Exercise objective: All lines below must be repeated exactly, with the pictures omitted.

** Start Records for this task **

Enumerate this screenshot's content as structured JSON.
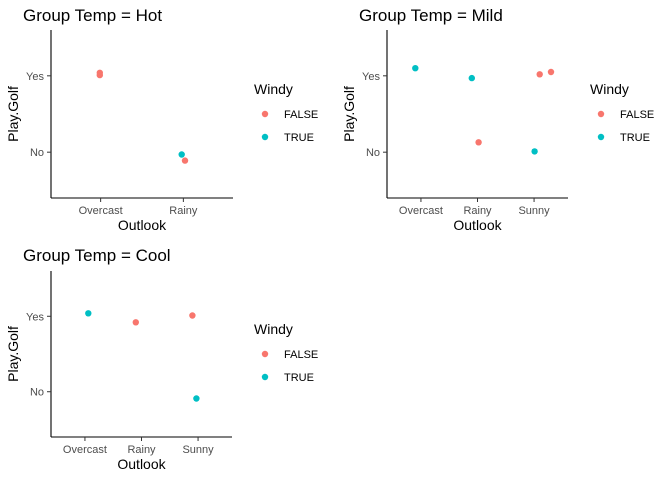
{
  "colors": {
    "FALSE": "#F8766D",
    "TRUE": "#00BFC4"
  },
  "chart_data": [
    {
      "type": "scatter",
      "title": "Group Temp  = Hot",
      "xlabel": "Outlook",
      "ylabel": "Play.Golf",
      "categories": [
        "Overcast",
        "Rainy"
      ],
      "y_categories": [
        "No",
        "Yes"
      ],
      "legend": {
        "title": "Windy",
        "entries": [
          "FALSE",
          "TRUE"
        ],
        "placement": "right"
      },
      "points": [
        {
          "x": "Overcast",
          "y": "Yes",
          "windy": "FALSE",
          "x_jitter": -0.01,
          "y_jitter": 0.04
        },
        {
          "x": "Overcast",
          "y": "Yes",
          "windy": "FALSE",
          "x_jitter": -0.01,
          "y_jitter": 0.01
        },
        {
          "x": "Rainy",
          "y": "No",
          "windy": "TRUE",
          "x_jitter": -0.02,
          "y_jitter": -0.03
        },
        {
          "x": "Rainy",
          "y": "No",
          "windy": "FALSE",
          "x_jitter": 0.02,
          "y_jitter": -0.11
        }
      ]
    },
    {
      "type": "scatter",
      "title": "Group Temp  = Mild",
      "xlabel": "Outlook",
      "ylabel": "Play.Golf",
      "categories": [
        "Overcast",
        "Rainy",
        "Sunny"
      ],
      "y_categories": [
        "No",
        "Yes"
      ],
      "legend": {
        "title": "Windy",
        "entries": [
          "FALSE",
          "TRUE"
        ],
        "placement": "right"
      },
      "points": [
        {
          "x": "Overcast",
          "y": "Yes",
          "windy": "TRUE",
          "x_jitter": -0.1,
          "y_jitter": 0.1
        },
        {
          "x": "Rainy",
          "y": "Yes",
          "windy": "TRUE",
          "x_jitter": -0.1,
          "y_jitter": -0.03
        },
        {
          "x": "Rainy",
          "y": "No",
          "windy": "FALSE",
          "x_jitter": 0.02,
          "y_jitter": 0.13
        },
        {
          "x": "Sunny",
          "y": "Yes",
          "windy": "FALSE",
          "x_jitter": 0.1,
          "y_jitter": 0.02
        },
        {
          "x": "Sunny",
          "y": "Yes",
          "windy": "FALSE",
          "x_jitter": 0.3,
          "y_jitter": 0.05
        },
        {
          "x": "Sunny",
          "y": "No",
          "windy": "TRUE",
          "x_jitter": 0.01,
          "y_jitter": 0.01
        }
      ]
    },
    {
      "type": "scatter",
      "title": "Group Temp  = Cool",
      "xlabel": "Outlook",
      "ylabel": "Play.Golf",
      "categories": [
        "Overcast",
        "Rainy",
        "Sunny"
      ],
      "y_categories": [
        "No",
        "Yes"
      ],
      "legend": {
        "title": "Windy",
        "entries": [
          "FALSE",
          "TRUE"
        ],
        "placement": "right"
      },
      "points": [
        {
          "x": "Overcast",
          "y": "Yes",
          "windy": "TRUE",
          "x_jitter": 0.06,
          "y_jitter": 0.04
        },
        {
          "x": "Rainy",
          "y": "Yes",
          "windy": "FALSE",
          "x_jitter": -0.1,
          "y_jitter": -0.08
        },
        {
          "x": "Sunny",
          "y": "Yes",
          "windy": "FALSE",
          "x_jitter": -0.1,
          "y_jitter": 0.01
        },
        {
          "x": "Sunny",
          "y": "No",
          "windy": "TRUE",
          "x_jitter": -0.03,
          "y_jitter": -0.09
        }
      ]
    }
  ]
}
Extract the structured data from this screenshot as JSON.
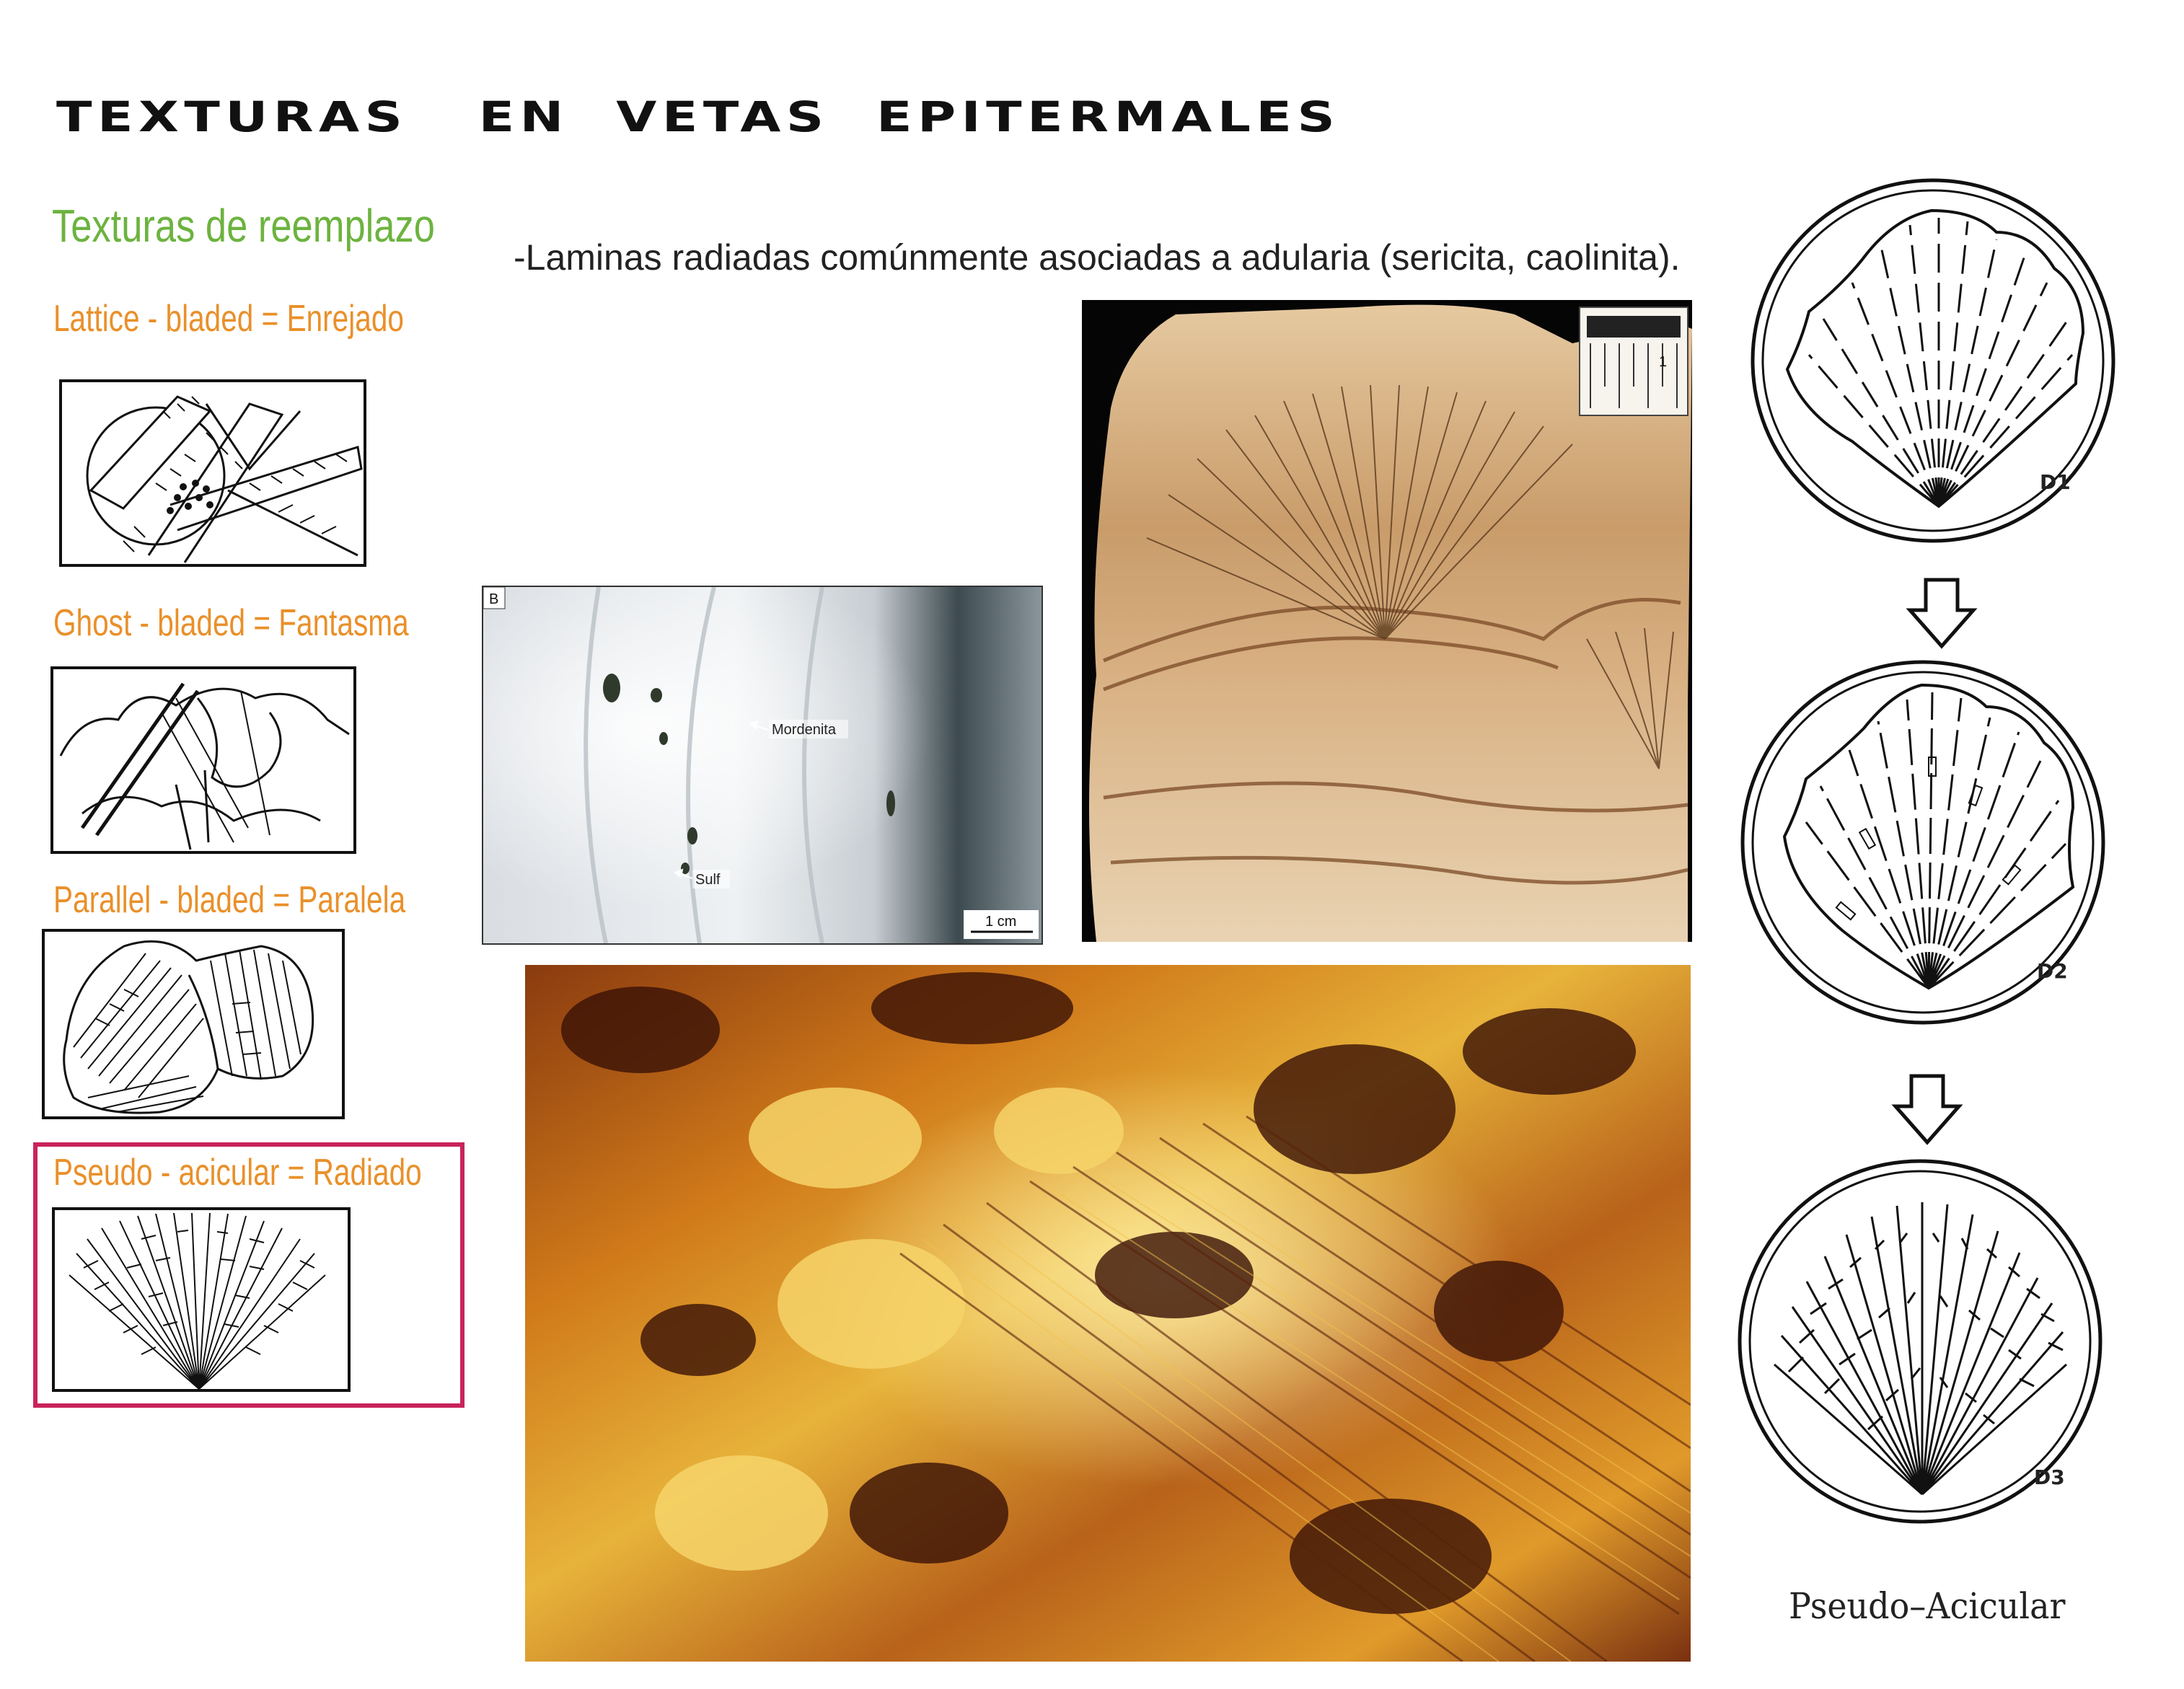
{
  "title": "TEXTURAS   EN  VETAS  EPITERMALES",
  "section_title": "Texturas de reemplazo",
  "textures": [
    {
      "label": "Lattice - bladed = Enrejado",
      "sketch_icon": "lattice-bladed-sketch"
    },
    {
      "label": "Ghost - bladed = Fantasma",
      "sketch_icon": "ghost-bladed-sketch"
    },
    {
      "label": "Parallel - bladed = Paralela",
      "sketch_icon": "parallel-bladed-sketch"
    },
    {
      "label": "Pseudo - acicular = Radiado",
      "sketch_icon": "pseudo-acicular-sketch",
      "highlighted": true
    }
  ],
  "description": "-Laminas radiadas comúnmente asociadas a adularia (sericita, caolinita).",
  "photo_b": {
    "panel_label": "B",
    "annotations": [
      "Mordenita",
      "Sulf"
    ],
    "scale_bar": "1 cm"
  },
  "hand_sample_photo": {
    "scale_marker": "1"
  },
  "stages": [
    {
      "code": "D1"
    },
    {
      "code": "D2"
    },
    {
      "code": "D3"
    }
  ],
  "figure_caption": "Pseudo–Acicular",
  "colors": {
    "title": "#111111",
    "section": "#6cb33f",
    "labels": "#e9902a",
    "highlight": "#c8235a"
  }
}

** End Records for this task **

Result of the task:
Enumerate this screenshot's content as structured JSON.
{
  "colors": {
    "FALSE": "#F8766D",
    "TRUE": "#00BFC4"
  },
  "chart_data": [
    {
      "type": "scatter",
      "title": "Group Temp  = Hot",
      "xlabel": "Outlook",
      "ylabel": "Play.Golf",
      "categories": [
        "Overcast",
        "Rainy"
      ],
      "y_categories": [
        "No",
        "Yes"
      ],
      "legend": {
        "title": "Windy",
        "entries": [
          "FALSE",
          "TRUE"
        ],
        "placement": "right"
      },
      "points": [
        {
          "x": "Overcast",
          "y": "Yes",
          "windy": "FALSE",
          "x_jitter": -0.01,
          "y_jitter": 0.04
        },
        {
          "x": "Overcast",
          "y": "Yes",
          "windy": "FALSE",
          "x_jitter": -0.01,
          "y_jitter": 0.01
        },
        {
          "x": "Rainy",
          "y": "No",
          "windy": "TRUE",
          "x_jitter": -0.02,
          "y_jitter": -0.03
        },
        {
          "x": "Rainy",
          "y": "No",
          "windy": "FALSE",
          "x_jitter": 0.02,
          "y_jitter": -0.11
        }
      ]
    },
    {
      "type": "scatter",
      "title": "Group Temp  = Mild",
      "xlabel": "Outlook",
      "ylabel": "Play.Golf",
      "categories": [
        "Overcast",
        "Rainy",
        "Sunny"
      ],
      "y_categories": [
        "No",
        "Yes"
      ],
      "legend": {
        "title": "Windy",
        "entries": [
          "FALSE",
          "TRUE"
        ],
        "placement": "right"
      },
      "points": [
        {
          "x": "Overcast",
          "y": "Yes",
          "windy": "TRUE",
          "x_jitter": -0.1,
          "y_jitter": 0.1
        },
        {
          "x": "Rainy",
          "y": "Yes",
          "windy": "TRUE",
          "x_jitter": -0.1,
          "y_jitter": -0.03
        },
        {
          "x": "Rainy",
          "y": "No",
          "windy": "FALSE",
          "x_jitter": 0.02,
          "y_jitter": 0.13
        },
        {
          "x": "Sunny",
          "y": "Yes",
          "windy": "FALSE",
          "x_jitter": 0.1,
          "y_jitter": 0.02
        },
        {
          "x": "Sunny",
          "y": "Yes",
          "windy": "FALSE",
          "x_jitter": 0.3,
          "y_jitter": 0.05
        },
        {
          "x": "Sunny",
          "y": "No",
          "windy": "TRUE",
          "x_jitter": 0.01,
          "y_jitter": 0.01
        }
      ]
    },
    {
      "type": "scatter",
      "title": "Group Temp  = Cool",
      "xlabel": "Outlook",
      "ylabel": "Play.Golf",
      "categories": [
        "Overcast",
        "Rainy",
        "Sunny"
      ],
      "y_categories": [
        "No",
        "Yes"
      ],
      "legend": {
        "title": "Windy",
        "entries": [
          "FALSE",
          "TRUE"
        ],
        "placement": "right"
      },
      "points": [
        {
          "x": "Overcast",
          "y": "Yes",
          "windy": "TRUE",
          "x_jitter": 0.06,
          "y_jitter": 0.04
        },
        {
          "x": "Rainy",
          "y": "Yes",
          "windy": "FALSE",
          "x_jitter": -0.1,
          "y_jitter": -0.08
        },
        {
          "x": "Sunny",
          "y": "Yes",
          "windy": "FALSE",
          "x_jitter": -0.1,
          "y_jitter": 0.01
        },
        {
          "x": "Sunny",
          "y": "No",
          "windy": "TRUE",
          "x_jitter": -0.03,
          "y_jitter": -0.09
        }
      ]
    }
  ]
}
Extract the structured data from this screenshot as JSON.
{
  "title": "TEXTURAS   EN  VETAS  EPITERMALES",
  "section_title": "Texturas de reemplazo",
  "textures": [
    {
      "label": "Lattice - bladed = Enrejado",
      "sketch_icon": "lattice-bladed-sketch"
    },
    {
      "label": "Ghost - bladed = Fantasma",
      "sketch_icon": "ghost-bladed-sketch"
    },
    {
      "label": "Parallel - bladed = Paralela",
      "sketch_icon": "parallel-bladed-sketch"
    },
    {
      "label": "Pseudo - acicular = Radiado",
      "sketch_icon": "pseudo-acicular-sketch",
      "highlighted": true
    }
  ],
  "description": "-Laminas radiadas comúnmente asociadas a adularia (sericita, caolinita).",
  "photo_b": {
    "panel_label": "B",
    "annotations": [
      "Mordenita",
      "Sulf"
    ],
    "scale_bar": "1 cm"
  },
  "hand_sample_photo": {
    "scale_marker": "1"
  },
  "stages": [
    {
      "code": "D1"
    },
    {
      "code": "D2"
    },
    {
      "code": "D3"
    }
  ],
  "figure_caption": "Pseudo–Acicular",
  "colors": {
    "title": "#111111",
    "section": "#6cb33f",
    "labels": "#e9902a",
    "highlight": "#c8235a"
  }
}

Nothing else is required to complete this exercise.